__Work task__:
In the data below, find each line containing the string "eleme" and return it.

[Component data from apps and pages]
■ ■ ■ ■

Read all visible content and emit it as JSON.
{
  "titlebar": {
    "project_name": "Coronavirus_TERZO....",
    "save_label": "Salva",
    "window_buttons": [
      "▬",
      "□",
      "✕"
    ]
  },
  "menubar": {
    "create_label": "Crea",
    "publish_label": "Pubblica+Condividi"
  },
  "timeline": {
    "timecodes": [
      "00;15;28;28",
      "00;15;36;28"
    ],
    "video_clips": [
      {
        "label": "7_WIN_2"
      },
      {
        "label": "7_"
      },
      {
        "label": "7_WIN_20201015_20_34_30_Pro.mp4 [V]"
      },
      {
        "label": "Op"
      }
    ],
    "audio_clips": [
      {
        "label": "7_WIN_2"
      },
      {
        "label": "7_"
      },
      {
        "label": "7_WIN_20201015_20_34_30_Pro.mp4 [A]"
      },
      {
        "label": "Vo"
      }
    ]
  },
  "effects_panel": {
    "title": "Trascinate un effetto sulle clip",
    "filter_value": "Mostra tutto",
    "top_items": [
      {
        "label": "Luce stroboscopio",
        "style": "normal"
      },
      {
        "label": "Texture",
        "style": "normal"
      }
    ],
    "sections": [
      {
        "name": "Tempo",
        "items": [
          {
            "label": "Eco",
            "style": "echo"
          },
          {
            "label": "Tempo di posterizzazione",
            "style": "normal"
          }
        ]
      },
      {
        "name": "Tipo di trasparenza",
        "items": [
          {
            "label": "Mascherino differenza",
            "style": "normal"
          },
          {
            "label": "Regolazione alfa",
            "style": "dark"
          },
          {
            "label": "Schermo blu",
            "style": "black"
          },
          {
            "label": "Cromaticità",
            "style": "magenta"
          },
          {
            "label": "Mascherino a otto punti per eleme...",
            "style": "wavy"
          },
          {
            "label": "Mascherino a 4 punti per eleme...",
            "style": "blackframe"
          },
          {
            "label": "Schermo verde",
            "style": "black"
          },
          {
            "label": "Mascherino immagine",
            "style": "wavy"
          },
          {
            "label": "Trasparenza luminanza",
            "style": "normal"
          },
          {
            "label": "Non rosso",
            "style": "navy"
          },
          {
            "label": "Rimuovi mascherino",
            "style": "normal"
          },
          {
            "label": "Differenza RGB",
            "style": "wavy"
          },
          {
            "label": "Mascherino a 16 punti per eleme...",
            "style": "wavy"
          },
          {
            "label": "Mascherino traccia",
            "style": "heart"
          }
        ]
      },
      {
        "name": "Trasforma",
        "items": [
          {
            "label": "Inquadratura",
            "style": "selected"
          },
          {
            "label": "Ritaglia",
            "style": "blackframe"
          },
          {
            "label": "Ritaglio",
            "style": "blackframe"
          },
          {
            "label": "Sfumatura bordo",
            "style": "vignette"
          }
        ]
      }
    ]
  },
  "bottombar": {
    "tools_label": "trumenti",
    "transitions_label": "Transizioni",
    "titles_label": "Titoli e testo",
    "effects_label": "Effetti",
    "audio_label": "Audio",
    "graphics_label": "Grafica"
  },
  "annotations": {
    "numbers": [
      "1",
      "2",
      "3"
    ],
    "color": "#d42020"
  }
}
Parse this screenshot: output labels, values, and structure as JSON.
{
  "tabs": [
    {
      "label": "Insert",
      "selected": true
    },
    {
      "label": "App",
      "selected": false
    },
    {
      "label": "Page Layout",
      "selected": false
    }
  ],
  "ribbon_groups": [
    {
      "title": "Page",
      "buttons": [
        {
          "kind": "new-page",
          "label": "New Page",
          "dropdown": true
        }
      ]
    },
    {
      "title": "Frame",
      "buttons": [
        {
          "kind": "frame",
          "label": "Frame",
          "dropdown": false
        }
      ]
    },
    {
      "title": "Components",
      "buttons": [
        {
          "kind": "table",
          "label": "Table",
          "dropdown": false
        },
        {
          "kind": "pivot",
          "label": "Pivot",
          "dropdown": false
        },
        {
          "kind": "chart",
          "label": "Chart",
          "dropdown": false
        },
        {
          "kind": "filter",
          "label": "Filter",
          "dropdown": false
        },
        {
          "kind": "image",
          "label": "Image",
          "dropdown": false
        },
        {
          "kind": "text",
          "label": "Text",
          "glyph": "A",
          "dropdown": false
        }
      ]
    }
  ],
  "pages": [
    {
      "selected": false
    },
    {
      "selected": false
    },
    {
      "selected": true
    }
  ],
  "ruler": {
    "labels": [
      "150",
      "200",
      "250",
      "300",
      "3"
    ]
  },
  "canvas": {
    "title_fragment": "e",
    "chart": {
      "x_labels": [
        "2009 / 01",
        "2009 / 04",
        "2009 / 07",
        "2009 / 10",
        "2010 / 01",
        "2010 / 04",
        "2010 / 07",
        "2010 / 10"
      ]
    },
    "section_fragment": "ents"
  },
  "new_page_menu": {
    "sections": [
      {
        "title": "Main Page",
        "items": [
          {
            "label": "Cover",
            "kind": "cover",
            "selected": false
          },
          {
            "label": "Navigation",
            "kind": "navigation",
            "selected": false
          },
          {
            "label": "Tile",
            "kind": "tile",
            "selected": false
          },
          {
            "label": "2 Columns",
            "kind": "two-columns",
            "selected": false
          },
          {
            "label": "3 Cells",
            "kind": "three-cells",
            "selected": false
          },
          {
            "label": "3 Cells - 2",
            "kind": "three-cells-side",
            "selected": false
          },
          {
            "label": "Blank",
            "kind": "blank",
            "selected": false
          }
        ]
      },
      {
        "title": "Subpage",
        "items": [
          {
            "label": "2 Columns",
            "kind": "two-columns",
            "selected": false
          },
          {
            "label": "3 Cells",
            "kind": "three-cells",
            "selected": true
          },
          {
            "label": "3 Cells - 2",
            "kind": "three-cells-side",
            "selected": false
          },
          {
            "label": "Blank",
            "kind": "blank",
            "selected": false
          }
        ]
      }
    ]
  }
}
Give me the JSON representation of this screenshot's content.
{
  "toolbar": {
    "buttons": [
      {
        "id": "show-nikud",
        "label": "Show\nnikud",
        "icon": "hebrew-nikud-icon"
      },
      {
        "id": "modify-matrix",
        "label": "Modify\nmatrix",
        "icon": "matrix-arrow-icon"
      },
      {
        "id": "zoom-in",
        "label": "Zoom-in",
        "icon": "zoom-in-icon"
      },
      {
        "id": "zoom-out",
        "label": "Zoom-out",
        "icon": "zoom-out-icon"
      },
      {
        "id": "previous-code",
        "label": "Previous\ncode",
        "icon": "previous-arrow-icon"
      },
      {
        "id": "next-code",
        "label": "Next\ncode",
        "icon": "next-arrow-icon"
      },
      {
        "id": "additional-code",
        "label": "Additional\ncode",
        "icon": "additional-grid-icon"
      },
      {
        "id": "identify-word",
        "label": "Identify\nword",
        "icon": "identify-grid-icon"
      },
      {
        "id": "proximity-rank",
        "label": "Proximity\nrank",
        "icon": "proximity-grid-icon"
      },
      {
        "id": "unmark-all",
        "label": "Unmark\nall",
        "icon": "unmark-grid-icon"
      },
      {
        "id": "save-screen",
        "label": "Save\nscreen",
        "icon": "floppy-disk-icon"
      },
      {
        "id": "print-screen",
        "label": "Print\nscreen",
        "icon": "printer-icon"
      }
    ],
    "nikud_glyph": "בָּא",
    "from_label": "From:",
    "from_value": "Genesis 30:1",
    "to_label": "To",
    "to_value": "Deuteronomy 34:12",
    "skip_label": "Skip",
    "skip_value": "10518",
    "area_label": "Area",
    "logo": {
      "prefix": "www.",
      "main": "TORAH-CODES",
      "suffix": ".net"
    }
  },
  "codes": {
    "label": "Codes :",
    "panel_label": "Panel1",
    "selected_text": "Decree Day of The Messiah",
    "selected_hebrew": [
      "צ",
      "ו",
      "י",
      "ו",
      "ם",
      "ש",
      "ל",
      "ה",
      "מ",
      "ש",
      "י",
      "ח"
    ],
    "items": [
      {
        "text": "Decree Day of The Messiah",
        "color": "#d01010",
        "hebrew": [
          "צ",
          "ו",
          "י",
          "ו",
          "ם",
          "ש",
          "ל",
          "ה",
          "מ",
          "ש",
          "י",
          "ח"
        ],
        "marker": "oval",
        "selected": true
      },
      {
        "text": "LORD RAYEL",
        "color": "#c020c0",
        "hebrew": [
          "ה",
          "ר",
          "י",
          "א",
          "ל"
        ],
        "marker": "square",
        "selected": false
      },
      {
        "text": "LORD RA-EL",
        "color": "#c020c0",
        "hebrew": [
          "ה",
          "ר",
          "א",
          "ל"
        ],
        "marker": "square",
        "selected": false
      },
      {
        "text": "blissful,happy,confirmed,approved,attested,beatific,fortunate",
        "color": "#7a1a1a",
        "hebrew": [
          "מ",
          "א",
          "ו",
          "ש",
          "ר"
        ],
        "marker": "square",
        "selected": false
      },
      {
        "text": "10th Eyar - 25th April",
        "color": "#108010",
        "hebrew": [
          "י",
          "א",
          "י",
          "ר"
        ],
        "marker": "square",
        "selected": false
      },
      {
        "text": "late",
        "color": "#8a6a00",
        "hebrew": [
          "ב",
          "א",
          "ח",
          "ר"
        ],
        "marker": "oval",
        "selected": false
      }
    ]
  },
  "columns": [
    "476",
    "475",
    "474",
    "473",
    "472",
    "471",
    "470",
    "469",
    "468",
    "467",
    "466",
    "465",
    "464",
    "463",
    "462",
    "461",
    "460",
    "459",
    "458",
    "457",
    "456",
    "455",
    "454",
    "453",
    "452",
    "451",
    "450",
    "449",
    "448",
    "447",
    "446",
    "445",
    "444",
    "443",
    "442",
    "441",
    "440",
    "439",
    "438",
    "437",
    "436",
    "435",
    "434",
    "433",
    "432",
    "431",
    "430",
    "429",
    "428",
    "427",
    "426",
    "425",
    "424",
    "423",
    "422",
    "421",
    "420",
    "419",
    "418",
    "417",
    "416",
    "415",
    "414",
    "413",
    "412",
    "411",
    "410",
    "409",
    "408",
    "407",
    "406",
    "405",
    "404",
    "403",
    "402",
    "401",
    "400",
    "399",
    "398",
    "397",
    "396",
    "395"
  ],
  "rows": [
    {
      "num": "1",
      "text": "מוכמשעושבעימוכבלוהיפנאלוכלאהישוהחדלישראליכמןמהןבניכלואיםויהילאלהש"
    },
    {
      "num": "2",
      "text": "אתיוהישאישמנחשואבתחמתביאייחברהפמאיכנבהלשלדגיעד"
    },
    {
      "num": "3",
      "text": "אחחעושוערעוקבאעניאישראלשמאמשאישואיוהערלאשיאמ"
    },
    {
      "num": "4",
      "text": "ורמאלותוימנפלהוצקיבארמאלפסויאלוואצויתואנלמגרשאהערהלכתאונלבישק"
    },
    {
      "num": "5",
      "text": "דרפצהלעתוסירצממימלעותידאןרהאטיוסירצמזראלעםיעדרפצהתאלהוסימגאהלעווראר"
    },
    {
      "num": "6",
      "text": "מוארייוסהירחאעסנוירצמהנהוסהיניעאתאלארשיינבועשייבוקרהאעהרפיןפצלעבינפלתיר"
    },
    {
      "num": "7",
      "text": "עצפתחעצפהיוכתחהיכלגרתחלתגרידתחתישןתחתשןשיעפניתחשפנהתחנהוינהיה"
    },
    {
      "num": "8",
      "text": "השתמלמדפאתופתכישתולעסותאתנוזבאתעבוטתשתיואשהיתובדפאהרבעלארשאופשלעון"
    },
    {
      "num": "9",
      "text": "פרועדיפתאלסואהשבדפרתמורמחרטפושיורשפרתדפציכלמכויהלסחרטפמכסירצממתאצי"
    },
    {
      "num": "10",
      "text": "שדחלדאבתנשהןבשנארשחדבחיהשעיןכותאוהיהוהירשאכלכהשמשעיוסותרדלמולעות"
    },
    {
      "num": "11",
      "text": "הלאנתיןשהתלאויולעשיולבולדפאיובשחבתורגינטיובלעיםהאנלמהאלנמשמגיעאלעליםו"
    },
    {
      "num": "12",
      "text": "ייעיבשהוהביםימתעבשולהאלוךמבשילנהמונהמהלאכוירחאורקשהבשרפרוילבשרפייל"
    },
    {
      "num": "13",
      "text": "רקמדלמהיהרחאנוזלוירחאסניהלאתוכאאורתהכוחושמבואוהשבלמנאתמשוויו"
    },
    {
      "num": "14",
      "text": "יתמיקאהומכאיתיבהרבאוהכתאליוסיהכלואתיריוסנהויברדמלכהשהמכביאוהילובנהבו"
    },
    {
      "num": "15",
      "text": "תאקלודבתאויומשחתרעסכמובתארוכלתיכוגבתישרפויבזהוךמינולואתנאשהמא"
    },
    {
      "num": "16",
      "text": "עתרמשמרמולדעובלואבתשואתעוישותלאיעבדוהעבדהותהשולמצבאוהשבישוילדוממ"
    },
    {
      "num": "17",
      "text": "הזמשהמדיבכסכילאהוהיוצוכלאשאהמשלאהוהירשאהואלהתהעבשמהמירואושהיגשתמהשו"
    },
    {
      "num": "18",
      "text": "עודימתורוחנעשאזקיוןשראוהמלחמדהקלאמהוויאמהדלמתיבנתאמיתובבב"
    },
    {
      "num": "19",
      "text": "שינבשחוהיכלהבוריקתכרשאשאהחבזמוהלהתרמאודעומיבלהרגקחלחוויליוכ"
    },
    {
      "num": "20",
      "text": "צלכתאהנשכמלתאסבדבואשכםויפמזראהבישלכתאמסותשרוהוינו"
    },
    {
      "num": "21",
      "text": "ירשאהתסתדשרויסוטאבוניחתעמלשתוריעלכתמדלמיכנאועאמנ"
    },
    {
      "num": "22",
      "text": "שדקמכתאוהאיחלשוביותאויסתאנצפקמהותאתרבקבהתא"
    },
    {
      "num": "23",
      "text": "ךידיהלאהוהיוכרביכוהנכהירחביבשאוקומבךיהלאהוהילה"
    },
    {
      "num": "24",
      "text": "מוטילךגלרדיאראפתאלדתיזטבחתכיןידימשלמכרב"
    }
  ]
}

■ ■ ■ ■

__Finished task__:
            "label": "Mascherino a otto punti per eleme...",
            "label": "Mascherino a 4 punti per eleme...",
            "label": "Mascherino a 16 punti per eleme...",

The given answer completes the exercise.